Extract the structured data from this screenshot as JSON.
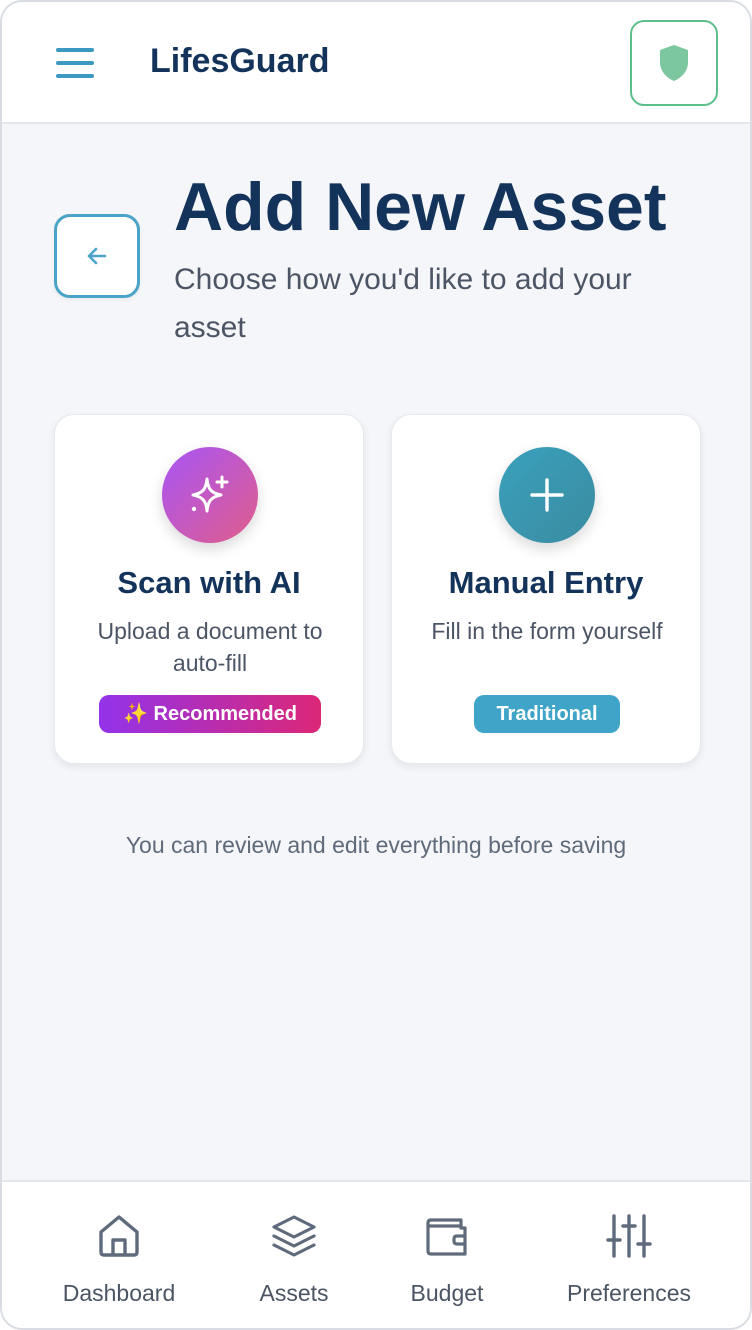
{
  "header": {
    "app_title": "LifesGuard",
    "menu_icon": "hamburger-menu-icon",
    "shield_icon": "shield-icon",
    "accent_color": "#3c9ac0",
    "shield_color": "#5cbf8a"
  },
  "page": {
    "back_icon": "arrow-left-icon",
    "title": "Add New Asset",
    "subtitle": "Choose how you'd like to add your asset"
  },
  "options": [
    {
      "icon": "sparkles-icon",
      "title": "Scan with AI",
      "description": "Upload a document to auto-fill",
      "badge": "✨ Recommended"
    },
    {
      "icon": "plus-icon",
      "title": "Manual Entry",
      "description": "Fill in the form yourself",
      "badge": "Traditional"
    }
  ],
  "footnote": "You can review and edit everything before saving",
  "bottom_nav": [
    {
      "icon": "home-icon",
      "label": "Dashboard"
    },
    {
      "icon": "layers-icon",
      "label": "Assets"
    },
    {
      "icon": "wallet-icon",
      "label": "Budget"
    },
    {
      "icon": "sliders-icon",
      "label": "Preferences"
    }
  ]
}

■ **Aim**
Every record above should be written out again without change, except that the pictures are left out.

■ **Solution to the exercise**
Extract the structured data from this screenshot as JSON.
{
  "header": {
    "app_title": "LifesGuard",
    "menu_icon": "hamburger-menu-icon",
    "shield_icon": "shield-icon",
    "accent_color": "#3c9ac0",
    "shield_color": "#5cbf8a"
  },
  "page": {
    "back_icon": "arrow-left-icon",
    "title": "Add New Asset",
    "subtitle": "Choose how you'd like to add your asset"
  },
  "options": [
    {
      "icon": "sparkles-icon",
      "title": "Scan with AI",
      "description": "Upload a document to auto-fill",
      "badge": "✨ Recommended"
    },
    {
      "icon": "plus-icon",
      "title": "Manual Entry",
      "description": "Fill in the form yourself",
      "badge": "Traditional"
    }
  ],
  "footnote": "You can review and edit everything before saving",
  "bottom_nav": [
    {
      "icon": "home-icon",
      "label": "Dashboard"
    },
    {
      "icon": "layers-icon",
      "label": "Assets"
    },
    {
      "icon": "wallet-icon",
      "label": "Budget"
    },
    {
      "icon": "sliders-icon",
      "label": "Preferences"
    }
  ]
}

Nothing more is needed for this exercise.